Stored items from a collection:
/---

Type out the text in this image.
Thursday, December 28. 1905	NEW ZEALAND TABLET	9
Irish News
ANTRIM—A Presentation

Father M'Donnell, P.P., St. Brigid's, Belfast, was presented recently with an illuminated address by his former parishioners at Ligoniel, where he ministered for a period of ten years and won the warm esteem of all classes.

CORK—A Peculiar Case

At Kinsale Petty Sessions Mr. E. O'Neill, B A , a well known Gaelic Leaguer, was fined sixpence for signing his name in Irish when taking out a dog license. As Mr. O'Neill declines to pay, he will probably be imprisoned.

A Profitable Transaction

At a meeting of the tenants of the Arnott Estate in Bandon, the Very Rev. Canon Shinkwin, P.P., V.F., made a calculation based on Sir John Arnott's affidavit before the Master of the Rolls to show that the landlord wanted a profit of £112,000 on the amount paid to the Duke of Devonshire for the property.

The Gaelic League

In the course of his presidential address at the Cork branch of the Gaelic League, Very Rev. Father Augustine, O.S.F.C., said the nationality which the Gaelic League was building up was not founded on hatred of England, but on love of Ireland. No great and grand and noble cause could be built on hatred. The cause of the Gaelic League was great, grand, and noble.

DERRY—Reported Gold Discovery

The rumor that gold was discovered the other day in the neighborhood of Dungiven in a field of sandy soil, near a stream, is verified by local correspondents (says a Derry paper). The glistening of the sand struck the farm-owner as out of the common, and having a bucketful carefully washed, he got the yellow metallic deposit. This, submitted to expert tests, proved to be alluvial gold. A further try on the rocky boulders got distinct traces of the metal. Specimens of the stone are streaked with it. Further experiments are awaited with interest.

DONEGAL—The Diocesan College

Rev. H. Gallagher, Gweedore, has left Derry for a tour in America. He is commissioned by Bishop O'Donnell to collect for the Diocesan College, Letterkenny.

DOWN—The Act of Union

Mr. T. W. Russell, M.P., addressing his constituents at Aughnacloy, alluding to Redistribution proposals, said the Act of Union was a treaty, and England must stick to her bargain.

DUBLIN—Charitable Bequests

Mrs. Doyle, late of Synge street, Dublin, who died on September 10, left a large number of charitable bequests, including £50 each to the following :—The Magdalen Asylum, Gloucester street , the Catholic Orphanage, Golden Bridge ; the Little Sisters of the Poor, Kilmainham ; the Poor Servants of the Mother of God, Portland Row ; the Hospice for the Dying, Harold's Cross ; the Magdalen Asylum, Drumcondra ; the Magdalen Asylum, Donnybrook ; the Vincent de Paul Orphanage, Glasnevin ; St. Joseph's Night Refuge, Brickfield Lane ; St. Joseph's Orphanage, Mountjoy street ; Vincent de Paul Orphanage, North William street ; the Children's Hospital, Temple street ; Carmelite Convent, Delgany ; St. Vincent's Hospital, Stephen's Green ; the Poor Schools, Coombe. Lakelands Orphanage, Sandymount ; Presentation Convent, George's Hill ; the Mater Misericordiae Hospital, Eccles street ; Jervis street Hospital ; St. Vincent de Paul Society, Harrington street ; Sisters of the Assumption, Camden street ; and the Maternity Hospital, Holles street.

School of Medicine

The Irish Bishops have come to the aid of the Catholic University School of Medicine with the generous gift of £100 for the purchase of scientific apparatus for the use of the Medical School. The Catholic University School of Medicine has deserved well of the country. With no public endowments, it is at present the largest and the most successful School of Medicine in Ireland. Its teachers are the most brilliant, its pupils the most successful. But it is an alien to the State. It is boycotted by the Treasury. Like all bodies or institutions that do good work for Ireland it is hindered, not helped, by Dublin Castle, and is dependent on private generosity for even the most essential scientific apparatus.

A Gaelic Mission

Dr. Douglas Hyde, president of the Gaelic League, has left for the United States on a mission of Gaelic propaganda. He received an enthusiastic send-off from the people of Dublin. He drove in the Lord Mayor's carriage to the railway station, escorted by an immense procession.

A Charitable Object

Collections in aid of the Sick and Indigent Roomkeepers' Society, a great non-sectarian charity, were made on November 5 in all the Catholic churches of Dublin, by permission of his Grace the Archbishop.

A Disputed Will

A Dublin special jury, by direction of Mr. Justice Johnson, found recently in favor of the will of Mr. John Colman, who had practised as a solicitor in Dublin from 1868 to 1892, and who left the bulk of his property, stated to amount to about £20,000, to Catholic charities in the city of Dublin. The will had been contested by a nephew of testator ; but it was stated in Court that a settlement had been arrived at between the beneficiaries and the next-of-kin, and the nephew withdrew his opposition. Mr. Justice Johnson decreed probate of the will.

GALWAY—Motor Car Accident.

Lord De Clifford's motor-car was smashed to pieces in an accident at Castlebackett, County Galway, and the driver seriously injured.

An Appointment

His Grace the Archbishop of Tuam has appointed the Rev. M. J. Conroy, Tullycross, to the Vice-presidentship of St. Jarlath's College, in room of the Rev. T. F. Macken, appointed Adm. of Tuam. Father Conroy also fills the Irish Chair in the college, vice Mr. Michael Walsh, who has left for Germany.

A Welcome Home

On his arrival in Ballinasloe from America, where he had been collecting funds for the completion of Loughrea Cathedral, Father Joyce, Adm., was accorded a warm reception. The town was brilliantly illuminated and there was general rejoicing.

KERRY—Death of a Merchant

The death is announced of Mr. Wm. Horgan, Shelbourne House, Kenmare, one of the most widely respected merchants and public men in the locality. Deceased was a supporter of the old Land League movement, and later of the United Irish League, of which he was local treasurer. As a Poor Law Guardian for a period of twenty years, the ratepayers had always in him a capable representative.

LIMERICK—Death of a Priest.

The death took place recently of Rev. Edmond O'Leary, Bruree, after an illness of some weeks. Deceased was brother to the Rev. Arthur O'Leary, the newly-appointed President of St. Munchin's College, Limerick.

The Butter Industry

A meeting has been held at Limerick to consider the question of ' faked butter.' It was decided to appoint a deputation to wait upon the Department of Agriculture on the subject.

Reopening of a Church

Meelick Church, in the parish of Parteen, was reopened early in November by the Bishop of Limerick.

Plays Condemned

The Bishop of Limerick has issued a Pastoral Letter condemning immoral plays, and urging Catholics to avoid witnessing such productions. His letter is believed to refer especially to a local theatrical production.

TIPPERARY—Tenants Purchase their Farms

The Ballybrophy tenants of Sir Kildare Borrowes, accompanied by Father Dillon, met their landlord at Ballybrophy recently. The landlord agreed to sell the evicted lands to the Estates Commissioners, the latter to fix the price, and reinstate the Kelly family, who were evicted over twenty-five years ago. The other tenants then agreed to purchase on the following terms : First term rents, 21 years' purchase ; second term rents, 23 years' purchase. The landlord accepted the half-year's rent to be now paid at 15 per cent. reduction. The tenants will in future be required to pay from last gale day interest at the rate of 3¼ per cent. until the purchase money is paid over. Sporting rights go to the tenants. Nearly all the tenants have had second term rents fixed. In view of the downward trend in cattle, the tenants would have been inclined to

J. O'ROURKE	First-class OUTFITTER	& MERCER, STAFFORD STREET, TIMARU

\---

Send back all of the entries exactly, with nothing missing.

Right answer:
Type out the text in this image.
Thursday, December 28. 1905	NEW ZEALAND TABLET	9
Irish News
ANTRIM—A Presentation

Father M'Donnell, P.P., St. Brigid's, Belfast, was presented recently with an illuminated address by his former parishioners at Ligoniel, where he ministered for a period of ten years and won the warm esteem of all classes.

CORK—A Peculiar Case

At Kinsale Petty Sessions Mr. E. O'Neill, B A , a well known Gaelic Leaguer, was fined sixpence for signing his name in Irish when taking out a dog license. As Mr. O'Neill declines to pay, he will probably be imprisoned.

A Profitable Transaction

At a meeting of the tenants of the Arnott Estate in Bandon, the Very Rev. Canon Shinkwin, P.P., V.F., made a calculation based on Sir John Arnott's affidavit before the Master of the Rolls to show that the landlord wanted a profit of £112,000 on the amount paid to the Duke of Devonshire for the property.

The Gaelic League

In the course of his presidential address at the Cork branch of the Gaelic League, Very Rev. Father Augustine, O.S.F.C., said the nationality which the Gaelic League was building up was not founded on hatred of England, but on love of Ireland. No great and grand and noble cause could be built on hatred. The cause of the Gaelic League was great, grand, and noble.

DERRY—Reported Gold Discovery

The rumor that gold was discovered the other day in the neighborhood of Dungiven in a field of sandy soil, near a stream, is verified by local correspondents (says a Derry paper). The glistening of the sand struck the farm-owner as out of the common, and having a bucketful carefully washed, he got the yellow metallic deposit. This, submitted to expert tests, proved to be alluvial gold. A further try on the rocky boulders got distinct traces of the metal. Specimens of the stone are streaked with it. Further experiments are awaited with interest.

DONEGAL—The Diocesan College

Rev. H. Gallagher, Gweedore, has left Derry for a tour in America. He is commissioned by Bishop O'Donnell to collect for the Diocesan College, Letterkenny.

DOWN—The Act of Union

Mr. T. W. Russell, M.P., addressing his constituents at Aughnacloy, alluding to Redistribution proposals, said the Act of Union was a treaty, and England must stick to her bargain.

DUBLIN—Charitable Bequests

Mrs. Doyle, late of Synge street, Dublin, who died on September 10, left a large number of charitable bequests, including £50 each to the following :—The Magdalen Asylum, Gloucester street , the Catholic Orphanage, Golden Bridge ; the Little Sisters of the Poor, Kilmainham ; the Poor Servants of the Mother of God, Portland Row ; the Hospice for the Dying, Harold's Cross ; the Magdalen Asylum, Drumcondra ; the Magdalen Asylum, Donnybrook ; the Vincent de Paul Orphanage, Glasnevin ; St. Joseph's Night Refuge, Brickfield Lane ; St. Joseph's Orphanage, Mountjoy street ; Vincent de Paul Orphanage, North William street ; the Children's Hospital, Temple street ; Carmelite Convent, Delgany ; St. Vincent's Hospital, Stephen's Green ; the Poor Schools, Coombe. Lakelands Orphanage, Sandymount ; Presentation Convent, George's Hill ; the Mater Misericordiae Hospital, Eccles street ; Jervis street Hospital ; St. Vincent de Paul Society, Harrington street ; Sisters of the Assumption, Camden street ; and the Maternity Hospital, Holles street.

School of Medicine

The Irish Bishops have come to the aid of the Catholic University School of Medicine with the generous gift of £100 for the purchase of scientific apparatus for the use of the Medical School. The Catholic University School of Medicine has deserved well of the country. With no public endowments, it is at present the largest and the most successful School of Medicine in Ireland. Its teachers are the most brilliant, its pupils the most successful. But it is an alien to the State. It is boycotted by the Treasury. Like all bodies or institutions that do good work for Ireland it is hindered, not helped, by Dublin Castle, and is dependent on private generosity for even the most essential scientific apparatus.

A Gaelic Mission

Dr. Douglas Hyde, president of the Gaelic League, has left for the United States on a mission of Gaelic propaganda. He received an enthusiastic send-off from the people of Dublin. He drove in the Lord Mayor's carriage to the railway station, escorted by an immense procession.

A Charitable Object

Collections in aid of the Sick and Indigent Roomkeepers' Society, a great non-sectarian charity, were made on November 5 in all the Catholic churches of Dublin, by permission of his Grace the Archbishop.

A Disputed Will

A Dublin special jury, by direction of Mr. Justice Johnson, found recently in favor of the will of Mr. John Colman, who had practised as a solicitor in Dublin from 1868 to 1892, and who left the bulk of his property, stated to amount to about £20,000, to Catholic charities in the city of Dublin. The will had been contested by a nephew of testator ; but it was stated in Court that a settlement had been arrived at between the beneficiaries and the next-of-kin, and the nephew withdrew his opposition. Mr. Justice Johnson decreed probate of the will.

GALWAY—Motor Car Accident.

Lord De Clifford's motor-car was smashed to pieces in an accident at Castlebackett, County Galway, and the driver seriously injured.

An Appointment

His Grace the Archbishop of Tuam has appointed the Rev. M. J. Conroy, Tullycross, to the Vice-presidentship of St. Jarlath's College, in room of the Rev. T. F. Macken, appointed Adm. of Tuam. Father Conroy also fills the Irish Chair in the college, vice Mr. Michael Walsh, who has left for Germany.

A Welcome Home

On his arrival in Ballinasloe from America, where he had been collecting funds for the completion of Loughrea Cathedral, Father Joyce, Adm., was accorded a warm reception. The town was brilliantly illuminated and there was general rejoicing.

KERRY—Death of a Merchant

The death is announced of Mr. Wm. Horgan, Shelbourne House, Kenmare, one of the most widely respected merchants and public men in the locality. Deceased was a supporter of the old Land League movement, and later of the United Irish League, of which he was local treasurer. As a Poor Law Guardian for a period of twenty years, the ratepayers had always in him a capable representative.

LIMERICK—Death of a Priest.

The death took place recently of Rev. Edmond O'Leary, Bruree, after an illness of some weeks. Deceased was brother to the Rev. Arthur O'Leary, the newly-appointed President of St. Munchin's College, Limerick.

The Butter Industry

A meeting has been held at Limerick to consider the question of ' faked butter.' It was decided to appoint a deputation to wait upon the Department of Agriculture on the subject.

Reopening of a Church

Meelick Church, in the parish of Parteen, was reopened early in November by the Bishop of Limerick.

Plays Condemned

The Bishop of Limerick has issued a Pastoral Letter condemning immoral plays, and urging Catholics to avoid witnessing such productions. His letter is believed to refer especially to a local theatrical production.

TIPPERARY—Tenants Purchase their Farms

The Ballybrophy tenants of Sir Kildare Borrowes, accompanied by Father Dillon, met their landlord at Ballybrophy recently. The landlord agreed to sell the evicted lands to the Estates Commissioners, the latter to fix the price, and reinstate the Kelly family, who were evicted over twenty-five years ago. The other tenants then agreed to purchase on the following terms : First term rents, 21 years' purchase ; second term rents, 23 years' purchase. The landlord accepted the half-year's rent to be now paid at 15 per cent. reduction. The tenants will in future be required to pay from last gale day interest at the rate of 3¼ per cent. until the purchase money is paid over. Sporting rights go to the tenants. Nearly all the tenants have had second term rents fixed. In view of the downward trend in cattle, the tenants would have been inclined to

J. O'ROURKE	First-class OUTFITTER	& MERCER, STAFFORD STREET, TIMARU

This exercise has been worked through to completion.